Query: How many people live in Berlin?
8.92    The urban area of Berlin comprised about 4.1 million people in 2014, making it the seventh most populous urban area in the European Union.
8.61    Berlin had a population of 3,520,031 registered inhabitants in an area of 891.82 square kilometers.
8.24    An estimated 300,000-420,000 Muslims reside in Berlin, making up about 8-11 percent of the population.
7.60    In 2014, the city state Berlin had 37,368 live births (+6.6%), a record number since 1991.
6.35    In 2013 around 600,000 Berliners were registered in one of the more than 2,300 sport and fitness clubs.
5.42    Berlin has a yearly total of about 135 million day visitors, which puts it in third place among the most-visited city destinations in the European Union.
3.45    In 2015, the total labour force in Berlin was 1.85 million.
0.33    Berlin is subdivided into 12 boroughs or districts (Bezirke).

-- RECORDS --
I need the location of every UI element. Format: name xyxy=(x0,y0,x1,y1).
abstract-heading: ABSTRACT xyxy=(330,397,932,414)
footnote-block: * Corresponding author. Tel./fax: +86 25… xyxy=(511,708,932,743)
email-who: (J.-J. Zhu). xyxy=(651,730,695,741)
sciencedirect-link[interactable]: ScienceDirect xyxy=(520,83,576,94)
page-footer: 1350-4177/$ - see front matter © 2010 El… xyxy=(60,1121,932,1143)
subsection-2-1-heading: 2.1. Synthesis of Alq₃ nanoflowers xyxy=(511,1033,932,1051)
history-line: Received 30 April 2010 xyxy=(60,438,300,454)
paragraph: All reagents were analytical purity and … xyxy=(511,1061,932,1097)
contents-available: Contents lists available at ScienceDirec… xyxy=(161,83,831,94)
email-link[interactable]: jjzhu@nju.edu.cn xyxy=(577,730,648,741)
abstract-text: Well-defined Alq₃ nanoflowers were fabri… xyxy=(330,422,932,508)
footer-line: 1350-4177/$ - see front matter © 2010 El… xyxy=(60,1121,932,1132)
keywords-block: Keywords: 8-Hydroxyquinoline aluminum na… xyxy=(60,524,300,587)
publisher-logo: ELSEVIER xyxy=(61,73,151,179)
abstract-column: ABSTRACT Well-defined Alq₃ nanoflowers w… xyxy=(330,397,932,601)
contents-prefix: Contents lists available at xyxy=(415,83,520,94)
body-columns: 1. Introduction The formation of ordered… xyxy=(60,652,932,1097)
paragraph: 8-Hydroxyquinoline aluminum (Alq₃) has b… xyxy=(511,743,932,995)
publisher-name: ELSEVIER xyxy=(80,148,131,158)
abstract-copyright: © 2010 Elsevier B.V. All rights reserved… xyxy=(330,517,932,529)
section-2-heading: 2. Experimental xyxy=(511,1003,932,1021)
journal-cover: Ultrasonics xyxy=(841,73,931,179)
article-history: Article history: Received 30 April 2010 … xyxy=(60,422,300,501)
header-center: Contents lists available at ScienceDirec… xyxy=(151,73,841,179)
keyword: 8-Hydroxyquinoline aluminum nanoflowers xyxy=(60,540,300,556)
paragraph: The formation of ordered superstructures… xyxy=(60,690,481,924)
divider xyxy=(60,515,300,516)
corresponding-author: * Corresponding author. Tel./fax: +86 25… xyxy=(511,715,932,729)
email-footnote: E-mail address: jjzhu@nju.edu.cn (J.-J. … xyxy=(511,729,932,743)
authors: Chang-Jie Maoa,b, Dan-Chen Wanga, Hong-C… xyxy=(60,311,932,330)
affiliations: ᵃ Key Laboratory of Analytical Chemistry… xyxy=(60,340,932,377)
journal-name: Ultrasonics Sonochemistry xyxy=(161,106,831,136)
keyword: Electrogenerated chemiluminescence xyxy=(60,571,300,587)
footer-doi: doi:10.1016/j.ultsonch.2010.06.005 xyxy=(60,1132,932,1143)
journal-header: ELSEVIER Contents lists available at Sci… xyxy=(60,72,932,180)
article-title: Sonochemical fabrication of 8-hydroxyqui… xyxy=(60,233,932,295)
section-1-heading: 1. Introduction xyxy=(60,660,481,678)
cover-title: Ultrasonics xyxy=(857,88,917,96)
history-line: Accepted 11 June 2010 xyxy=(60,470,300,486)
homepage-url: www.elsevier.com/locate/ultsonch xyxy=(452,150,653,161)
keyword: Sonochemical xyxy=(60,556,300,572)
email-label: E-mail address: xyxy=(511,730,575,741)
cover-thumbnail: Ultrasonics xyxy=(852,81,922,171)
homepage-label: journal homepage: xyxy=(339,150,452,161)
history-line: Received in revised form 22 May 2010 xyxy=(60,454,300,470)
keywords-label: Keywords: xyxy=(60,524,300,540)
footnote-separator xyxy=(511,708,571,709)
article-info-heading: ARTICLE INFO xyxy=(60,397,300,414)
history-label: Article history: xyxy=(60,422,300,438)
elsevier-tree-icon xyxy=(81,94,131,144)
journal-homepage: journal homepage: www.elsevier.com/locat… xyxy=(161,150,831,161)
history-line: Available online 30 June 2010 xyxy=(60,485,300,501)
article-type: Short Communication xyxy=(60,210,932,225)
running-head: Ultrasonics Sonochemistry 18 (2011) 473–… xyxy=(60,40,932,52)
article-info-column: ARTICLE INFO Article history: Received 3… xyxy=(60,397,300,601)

-- COMPLETE THE FOLLOWING --
A. Say whether each statement below agrees with the Berlin text, answering yes or no and quoting the words of the text that decide it. (i) Berlin had 37,368 live births in 2014. (ii) Berlin is divided into 10 boroughs. (iii) The urban area of Berlin was the fifth most populous urban area in the European Union.
B. Give again the part of the Berlin text that begins at the words "Query: How many" and stops after "area in the European Union.", word for word.

-- ANSWERS FOR THE EXERCISE --
A.
(i) Yes: "In 2014, the city state Berlin had 37,368 live births"
(ii) No: "Berlin is subdivided into 12 boroughs or districts (Bezirke)."
(iii) No: "making it the seventh most populous urban area in the European Union"

B.
Query: How many people live in Berlin?
8.92    The urban area of Berlin comprised about 4.1 million people in 2014, making it the seventh most populous urban area in the European Union.